SUPPLIED PASSAGE >>
* * *
This is your morning Open Thread. Pour your favorite beverage and review the past and comment on the future.
Find the past “On This Day in History” here.
March 23 is the 82nd day of the year (83rd in leap years) in the Gregorian calendar. There are 283 days remaining until the end of the year.
On this day in 1775, Patrick Henry voices American opposition to British policy
During a speech before the second Virginia Convention, Patrick Henry responds to the increasingly oppressive British rule over the American colonies by declaring, “I know not what course others may take, but as for me, give me liberty or give me death!” Following the signing of the American Declaration of Independence on July 4, 1776, Patrick Henry was appointed governor of Virginia by the Continental Congress.
Patrick Henry (May 29, 1736 – June 6, 1799) was an orator and politician who led the movement for independence in Virginia in the 1770s. A Founding Father, he served as the first and sixth post-colonial Governor of Virginia from 1776 to 1779 and subsequently, from 1784 to 1786. Henry led the opposition to the Stamp Act of 1765 and is well remembered for his “Give me Liberty, or give me Death!” speech. Along with Samuel Adams and Thomas Paine, he is remembered as one of the most influential exponents of Republicanism, promoters of the American Revolution and Independence, especially in his denunciations of corruption in government officials and his defense of historic rights. After the Revolution, Henry was a leader of the anti-federalists in Virginia who opposed the United States Constitution, fearing that it endangered the rights of the States, as well as the freedoms of individuals.
* * *
SOURCE INFORMATION >>
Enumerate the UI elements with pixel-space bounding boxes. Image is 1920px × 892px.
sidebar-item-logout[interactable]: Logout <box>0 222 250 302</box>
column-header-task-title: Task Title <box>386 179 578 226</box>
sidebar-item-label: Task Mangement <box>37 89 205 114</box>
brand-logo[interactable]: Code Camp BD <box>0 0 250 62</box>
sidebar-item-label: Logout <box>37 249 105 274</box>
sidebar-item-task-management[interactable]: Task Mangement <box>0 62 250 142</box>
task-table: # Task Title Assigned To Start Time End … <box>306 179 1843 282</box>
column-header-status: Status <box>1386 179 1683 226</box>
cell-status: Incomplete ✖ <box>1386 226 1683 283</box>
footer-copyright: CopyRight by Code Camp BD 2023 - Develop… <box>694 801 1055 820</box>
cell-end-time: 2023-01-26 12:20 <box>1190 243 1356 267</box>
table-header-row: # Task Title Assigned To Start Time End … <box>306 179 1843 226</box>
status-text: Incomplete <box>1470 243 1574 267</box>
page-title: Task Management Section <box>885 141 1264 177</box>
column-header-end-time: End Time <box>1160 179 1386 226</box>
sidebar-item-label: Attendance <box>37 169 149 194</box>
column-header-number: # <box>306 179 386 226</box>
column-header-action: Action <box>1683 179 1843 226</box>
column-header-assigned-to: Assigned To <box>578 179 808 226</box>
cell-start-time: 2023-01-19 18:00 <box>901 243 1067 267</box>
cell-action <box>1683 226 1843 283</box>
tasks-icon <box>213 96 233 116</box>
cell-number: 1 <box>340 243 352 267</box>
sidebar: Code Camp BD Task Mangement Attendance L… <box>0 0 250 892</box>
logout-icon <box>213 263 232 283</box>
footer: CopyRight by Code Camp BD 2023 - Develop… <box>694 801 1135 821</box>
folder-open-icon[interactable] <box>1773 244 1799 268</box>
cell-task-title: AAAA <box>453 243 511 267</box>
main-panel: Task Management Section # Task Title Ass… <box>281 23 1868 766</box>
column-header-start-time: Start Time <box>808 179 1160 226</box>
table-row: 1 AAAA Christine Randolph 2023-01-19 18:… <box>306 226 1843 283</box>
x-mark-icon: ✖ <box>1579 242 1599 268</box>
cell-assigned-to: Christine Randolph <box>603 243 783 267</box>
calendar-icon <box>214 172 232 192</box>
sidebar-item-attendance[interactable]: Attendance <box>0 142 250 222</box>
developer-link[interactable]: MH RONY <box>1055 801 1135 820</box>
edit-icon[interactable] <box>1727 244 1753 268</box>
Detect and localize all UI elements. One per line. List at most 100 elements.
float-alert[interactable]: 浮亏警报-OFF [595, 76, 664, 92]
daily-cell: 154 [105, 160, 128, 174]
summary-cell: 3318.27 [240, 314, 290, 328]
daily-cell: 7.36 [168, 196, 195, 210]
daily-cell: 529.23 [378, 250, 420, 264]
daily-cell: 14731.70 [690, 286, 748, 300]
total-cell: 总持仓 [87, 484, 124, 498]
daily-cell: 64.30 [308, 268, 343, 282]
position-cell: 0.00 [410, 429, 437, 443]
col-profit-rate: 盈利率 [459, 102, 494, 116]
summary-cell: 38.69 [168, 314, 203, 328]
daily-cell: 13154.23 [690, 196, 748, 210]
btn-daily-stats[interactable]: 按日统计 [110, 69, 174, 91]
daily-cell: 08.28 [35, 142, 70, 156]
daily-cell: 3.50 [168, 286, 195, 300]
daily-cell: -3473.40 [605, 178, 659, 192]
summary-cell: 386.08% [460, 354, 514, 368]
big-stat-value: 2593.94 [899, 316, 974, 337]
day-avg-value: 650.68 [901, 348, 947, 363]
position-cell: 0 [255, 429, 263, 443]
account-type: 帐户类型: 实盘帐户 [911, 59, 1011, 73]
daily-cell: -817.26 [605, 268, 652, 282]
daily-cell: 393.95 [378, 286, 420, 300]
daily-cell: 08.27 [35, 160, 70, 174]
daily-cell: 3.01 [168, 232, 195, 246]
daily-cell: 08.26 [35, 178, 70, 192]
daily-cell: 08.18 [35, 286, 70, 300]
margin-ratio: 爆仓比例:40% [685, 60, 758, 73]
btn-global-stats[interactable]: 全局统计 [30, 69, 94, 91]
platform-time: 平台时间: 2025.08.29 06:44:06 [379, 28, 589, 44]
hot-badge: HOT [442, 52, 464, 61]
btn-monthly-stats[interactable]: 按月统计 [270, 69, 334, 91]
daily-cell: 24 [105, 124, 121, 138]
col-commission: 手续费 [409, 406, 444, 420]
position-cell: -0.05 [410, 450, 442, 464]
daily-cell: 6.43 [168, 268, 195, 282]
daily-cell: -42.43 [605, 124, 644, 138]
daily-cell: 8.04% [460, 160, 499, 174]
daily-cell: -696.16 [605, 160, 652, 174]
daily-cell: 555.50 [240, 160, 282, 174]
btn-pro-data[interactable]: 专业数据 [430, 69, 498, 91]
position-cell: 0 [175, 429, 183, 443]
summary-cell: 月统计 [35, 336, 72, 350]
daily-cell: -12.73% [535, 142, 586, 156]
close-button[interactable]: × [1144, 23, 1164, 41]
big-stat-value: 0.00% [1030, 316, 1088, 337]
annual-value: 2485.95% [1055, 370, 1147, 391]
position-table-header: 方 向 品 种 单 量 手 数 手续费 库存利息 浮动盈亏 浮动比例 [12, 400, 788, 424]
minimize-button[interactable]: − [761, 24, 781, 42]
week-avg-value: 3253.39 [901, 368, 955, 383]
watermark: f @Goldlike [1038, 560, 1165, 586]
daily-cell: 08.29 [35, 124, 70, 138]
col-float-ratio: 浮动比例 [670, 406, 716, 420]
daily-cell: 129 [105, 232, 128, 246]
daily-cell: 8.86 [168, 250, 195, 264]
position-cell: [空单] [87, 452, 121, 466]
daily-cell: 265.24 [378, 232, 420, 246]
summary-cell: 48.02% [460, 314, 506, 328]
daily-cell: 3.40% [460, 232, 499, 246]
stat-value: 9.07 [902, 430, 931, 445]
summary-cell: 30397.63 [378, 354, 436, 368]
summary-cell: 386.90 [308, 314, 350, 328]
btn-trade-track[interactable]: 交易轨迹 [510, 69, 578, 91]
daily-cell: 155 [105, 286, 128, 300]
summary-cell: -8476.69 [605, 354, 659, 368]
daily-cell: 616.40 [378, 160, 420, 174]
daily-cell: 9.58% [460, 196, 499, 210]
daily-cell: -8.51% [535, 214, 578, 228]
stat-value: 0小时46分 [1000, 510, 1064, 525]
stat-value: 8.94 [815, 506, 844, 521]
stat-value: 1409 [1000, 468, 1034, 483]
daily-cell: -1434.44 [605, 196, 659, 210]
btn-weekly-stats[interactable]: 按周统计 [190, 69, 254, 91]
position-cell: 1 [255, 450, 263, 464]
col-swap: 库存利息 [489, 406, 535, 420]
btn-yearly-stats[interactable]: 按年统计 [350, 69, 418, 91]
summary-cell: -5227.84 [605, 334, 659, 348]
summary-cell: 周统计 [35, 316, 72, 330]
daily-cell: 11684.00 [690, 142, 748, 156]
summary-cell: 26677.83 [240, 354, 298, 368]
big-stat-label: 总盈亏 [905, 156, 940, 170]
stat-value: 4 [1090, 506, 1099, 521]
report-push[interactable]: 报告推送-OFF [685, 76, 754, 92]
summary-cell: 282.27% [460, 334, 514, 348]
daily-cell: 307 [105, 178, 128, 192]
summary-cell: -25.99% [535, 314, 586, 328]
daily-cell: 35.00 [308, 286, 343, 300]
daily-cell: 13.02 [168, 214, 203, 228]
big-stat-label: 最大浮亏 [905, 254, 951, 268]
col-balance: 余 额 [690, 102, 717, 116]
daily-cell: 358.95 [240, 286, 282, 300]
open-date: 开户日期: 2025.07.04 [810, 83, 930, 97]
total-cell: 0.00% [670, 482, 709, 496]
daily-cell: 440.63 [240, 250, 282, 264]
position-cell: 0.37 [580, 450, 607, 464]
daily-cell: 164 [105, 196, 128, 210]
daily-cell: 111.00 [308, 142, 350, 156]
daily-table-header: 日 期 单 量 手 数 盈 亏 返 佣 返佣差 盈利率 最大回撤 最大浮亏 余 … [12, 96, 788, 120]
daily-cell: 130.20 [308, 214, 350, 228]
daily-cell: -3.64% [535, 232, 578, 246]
* * *
REQUIRED TASKS >>
1. Substitute "drink" for "beverage" in the part of the open thread that opens with the words containing "This is your" and closes with "the Continental Congress.".
2. Does the open thread support each statement? (a) Patrick Henry served as Governor of Virginia from 1776 to 1779. (b) Henry backed the United States Constitution after the Revolution. (c) March 23 is the 82nd day of the year in leap years.
Answer using only the open thread.

RESULTS FOR EACH TASK >>
1.
This is your morning Open Thread. Pour your favorite drink and review the past and comment on the future.
Find the past “On This Day in History” here.
March 23 is the 82nd day of the year (83rd in leap years) in the Gregorian calendar. There are 283 days remaining until the end of the year.
On this day in 1775, Patrick Henry voices American opposition to British policy
During a speech before the second Virginia Convention, Patrick Henry responds to the increasingly oppressive British rule over the American colonies by declaring, “I know not what course others may take, but as for me, give me liberty or give me death!” Following the signing of the American Declaration of Independence on July 4, 1776, Patrick Henry was appointed governor of Virginia by the Continental Congress.

2.
(a) Yes: "he served as the first and sixth post-colonial Governor of Virginia from 1776 to 1779"
(b) No: "Henry was a leader of the anti-federalists in Virginia who opposed the United States Constitution"
(c) No: "(83rd in leap years)"